→ **Supplied records**:
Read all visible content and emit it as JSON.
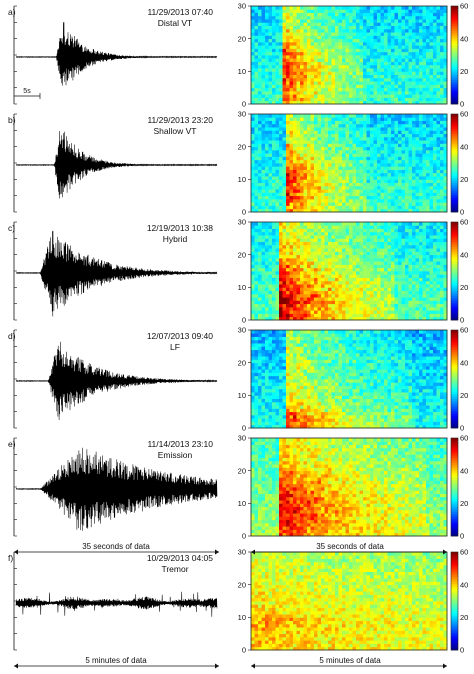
{
  "figure": {
    "footers": {
      "waveform_events": "35 seconds of data",
      "spectrogram_events": "35 seconds of data",
      "waveform_tremor": "5 minutes of data",
      "spectrogram_tremor": "5 minutes of data"
    },
    "scale_bar_label": "5s"
  },
  "chart_data": {
    "type": "heatmap",
    "colormap": "jet",
    "frequency_axis": {
      "ylim": [
        0,
        30
      ],
      "ticks": [
        "0",
        "10",
        "20",
        "30"
      ]
    },
    "colorbar": {
      "range": [
        0,
        60
      ],
      "ticks": [
        "0",
        "20",
        "40",
        "60"
      ]
    },
    "grid": false,
    "panels": [
      {
        "letter": "a)",
        "datetime": "11/29/2013 07:40",
        "event_type": "Distal VT",
        "duration": "35 seconds of data",
        "waveform": {
          "onset": 0.2,
          "peak_amp": 0.85,
          "decay": 0.1,
          "rise": 0.03
        },
        "spectrogram": {
          "onset": 0.16,
          "peak_level": 55,
          "center_freq": 11,
          "spread_freq": 9,
          "duration": 0.42,
          "background": 26
        }
      },
      {
        "letter": "b)",
        "datetime": "11/29/2013 23:20",
        "event_type": "Shallow VT",
        "duration": "35 seconds of data",
        "waveform": {
          "onset": 0.19,
          "peak_amp": 0.9,
          "decay": 0.1,
          "rise": 0.03
        },
        "spectrogram": {
          "onset": 0.17,
          "peak_level": 56,
          "center_freq": 10,
          "spread_freq": 9,
          "duration": 0.42,
          "background": 26
        }
      },
      {
        "letter": "c)",
        "datetime": "12/19/2013 10:38",
        "event_type": "Hybrid",
        "duration": "35 seconds of data",
        "waveform": {
          "onset": 0.12,
          "peak_amp": 0.95,
          "decay": 0.2,
          "rise": 0.06
        },
        "spectrogram": {
          "onset": 0.14,
          "peak_level": 60,
          "center_freq": 6,
          "spread_freq": 10,
          "duration": 0.6,
          "background": 28
        }
      },
      {
        "letter": "d)",
        "datetime": "12/07/2013 09:40",
        "event_type": "LF",
        "duration": "35 seconds of data",
        "waveform": {
          "onset": 0.16,
          "peak_amp": 0.9,
          "decay": 0.18,
          "rise": 0.05
        },
        "spectrogram": {
          "onset": 0.17,
          "peak_level": 54,
          "center_freq": 2,
          "spread_freq": 4,
          "duration": 0.65,
          "background": 24
        }
      },
      {
        "letter": "e)",
        "datetime": "11/14/2013 23:10",
        "event_type": "Emission",
        "duration": "35 seconds of data",
        "waveform": {
          "onset": 0.12,
          "peak_amp": 0.95,
          "decay": 0.45,
          "rise": 0.2
        },
        "spectrogram": {
          "onset": 0.15,
          "peak_level": 56,
          "center_freq": 10,
          "spread_freq": 10,
          "duration": 0.75,
          "background": 32
        }
      },
      {
        "letter": "f)",
        "datetime": "10/29/2013 04:05",
        "event_type": "Tremor",
        "duration": "5 minutes of data",
        "waveform": {
          "onset": 0.0,
          "peak_amp": 0.55,
          "decay": 0,
          "rise": 0
        },
        "spectrogram": {
          "onset": 0.0,
          "peak_level": 46,
          "center_freq": 9,
          "spread_freq": 3,
          "duration": 1.0,
          "background": 36
        }
      }
    ]
  }
}
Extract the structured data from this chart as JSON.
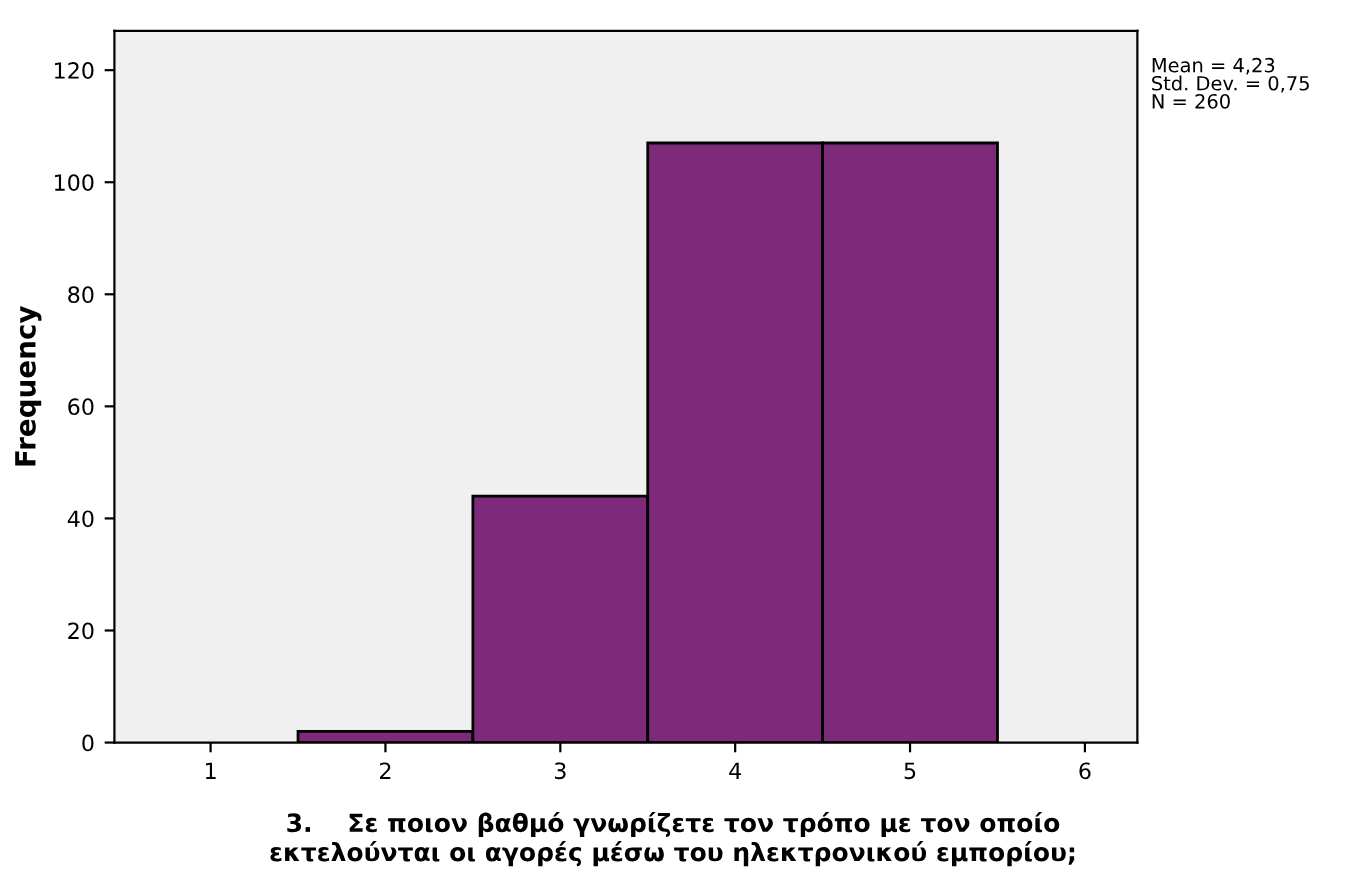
{
  "chart_data": {
    "type": "histogram",
    "xlabel": "3.    Σε ποιον βαθμό γνωρίζετε τον τρόπο με τον οποίο εκτελούνται οι αγορές μέσω του ηλεκτρονικού εμπορίου;",
    "ylabel": "Frequency",
    "bins": [
      1.5,
      2.5,
      3.5,
      4.5,
      5.5
    ],
    "values": [
      2,
      44,
      107,
      107
    ],
    "color": "#7e2a7a",
    "xlim": [
      0.45,
      6.3
    ],
    "xticks": [
      1,
      2,
      3,
      4,
      5,
      6
    ],
    "ylim": [
      0,
      127
    ],
    "yticks": [
      0,
      20,
      40,
      60,
      80,
      100,
      120
    ],
    "grid": false,
    "annotations": [
      "Mean = 4,23",
      "Std. Dev. = 0,75",
      "N = 260"
    ]
  }
}
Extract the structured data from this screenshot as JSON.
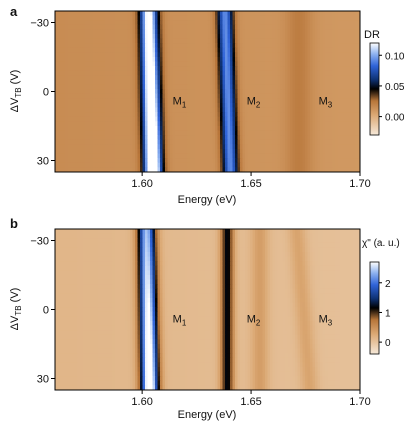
{
  "chart_data": [
    {
      "panel_label": "a",
      "type": "heatmap",
      "xlabel": "Energy (eV)",
      "ylabel_main": "ΔV",
      "ylabel_sub": "TB",
      "ylabel_unit": " (V)",
      "xlim": [
        1.56,
        1.7
      ],
      "ylim": [
        -35,
        35
      ],
      "y_inverted": true,
      "xticks": [
        {
          "value": 1.6,
          "label": "1.60"
        },
        {
          "value": 1.65,
          "label": "1.65"
        },
        {
          "value": 1.7,
          "label": "1.70"
        }
      ],
      "yticks": [
        {
          "value": -30,
          "label": "−30"
        },
        {
          "value": 0,
          "label": "0"
        },
        {
          "value": 30,
          "label": "30"
        }
      ],
      "colorbar": {
        "title": "DR",
        "min": -0.03,
        "max": 0.12,
        "ticks": [
          {
            "value": 0.1,
            "label": "0.10"
          },
          {
            "value": 0.05,
            "label": "0.05"
          },
          {
            "value": 0.0,
            "label": "0.00"
          }
        ]
      },
      "annotations": [
        {
          "main": "M",
          "sub": "1",
          "x": 1.614,
          "y": 4
        },
        {
          "main": "M",
          "sub": "2",
          "x": 1.648,
          "y": 4
        },
        {
          "main": "M",
          "sub": "3",
          "x": 1.681,
          "y": 4
        }
      ],
      "features": [
        {
          "name": "bright",
          "center": 1.603,
          "width": 0.004,
          "amp": 0.14,
          "drift": 0.002
        },
        {
          "name": "dark",
          "center": 1.638,
          "width": 0.0035,
          "amp": 0.085,
          "drift": 0.0025
        },
        {
          "name": "M3",
          "center": 1.672,
          "width": 0.006,
          "amp": 0.012,
          "drift": 0.0
        }
      ],
      "background": 0.018
    },
    {
      "panel_label": "b",
      "type": "heatmap",
      "xlabel": "Energy (eV)",
      "ylabel_main": "ΔV",
      "ylabel_sub": "TB",
      "ylabel_unit": " (V)",
      "xlim": [
        1.56,
        1.7
      ],
      "ylim": [
        -35,
        35
      ],
      "y_inverted": true,
      "xticks": [
        {
          "value": 1.6,
          "label": "1.60"
        },
        {
          "value": 1.65,
          "label": "1.65"
        },
        {
          "value": 1.7,
          "label": "1.70"
        }
      ],
      "yticks": [
        {
          "value": -30,
          "label": "−30"
        },
        {
          "value": 0,
          "label": "0"
        },
        {
          "value": 30,
          "label": "30"
        }
      ],
      "colorbar": {
        "title": "χ\" (a. u.)",
        "min": -0.4,
        "max": 2.7,
        "ticks": [
          {
            "value": 2,
            "label": "2"
          },
          {
            "value": 1,
            "label": "1"
          },
          {
            "value": 0,
            "label": "0"
          }
        ]
      },
      "annotations": [
        {
          "main": "M",
          "sub": "1",
          "x": 1.614,
          "y": 4
        },
        {
          "main": "M",
          "sub": "2",
          "x": 1.648,
          "y": 4
        },
        {
          "main": "M",
          "sub": "3",
          "x": 1.681,
          "y": 4
        }
      ],
      "features": [
        {
          "name": "bright",
          "center": 1.602,
          "width": 0.004,
          "amp": 3.0,
          "drift": 0.0015
        },
        {
          "name": "dark",
          "center": 1.639,
          "width": 0.003,
          "amp": 1.25,
          "drift": 0.0
        },
        {
          "name": "M2",
          "center": 1.654,
          "width": 0.004,
          "amp": 0.35,
          "drift": 0.0
        },
        {
          "name": "M3",
          "center": 1.671,
          "width": 0.004,
          "amp": 0.3,
          "drift": 0.006
        }
      ],
      "background": 0.2
    }
  ],
  "colormap": [
    [
      0.0,
      "#f6e9d9"
    ],
    [
      0.22,
      "#dba873"
    ],
    [
      0.37,
      "#b8763a"
    ],
    [
      0.5,
      "#000000"
    ],
    [
      0.6,
      "#0e3172"
    ],
    [
      0.75,
      "#2f63d8"
    ],
    [
      0.88,
      "#8eb2f0"
    ],
    [
      1.0,
      "#ffffff"
    ]
  ]
}
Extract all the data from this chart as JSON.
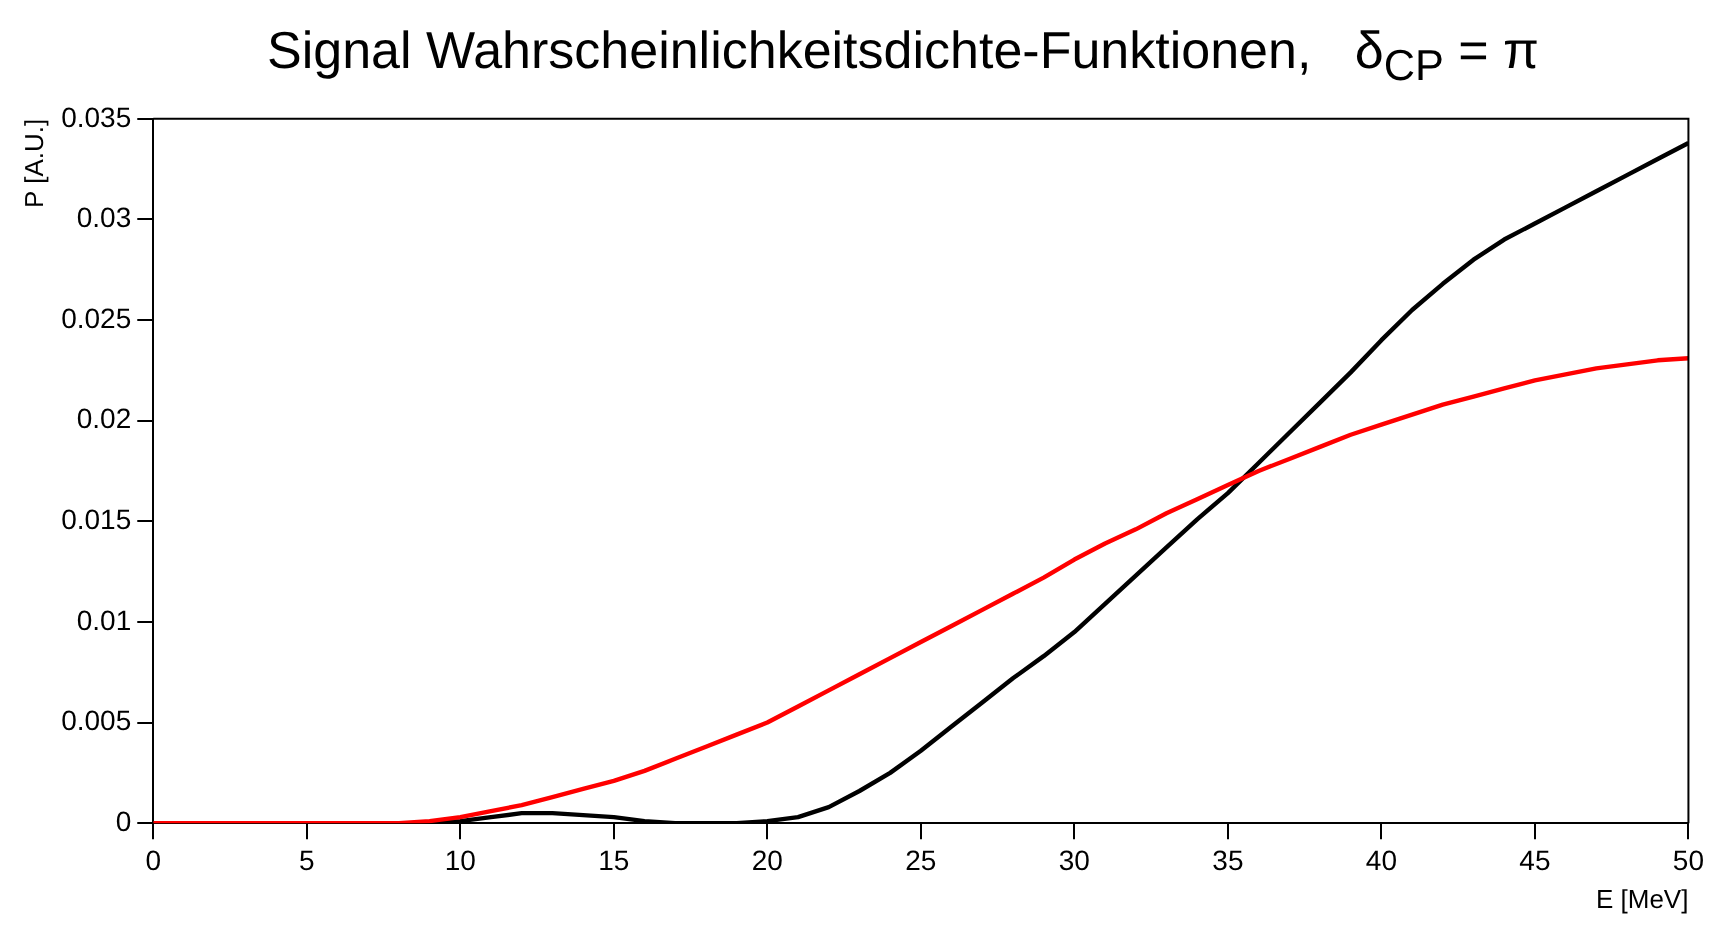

→ **Written exercise**: In the material above, tally every line with the string "rise" in it, then give that number alone.

→ **Answer to the task**: 6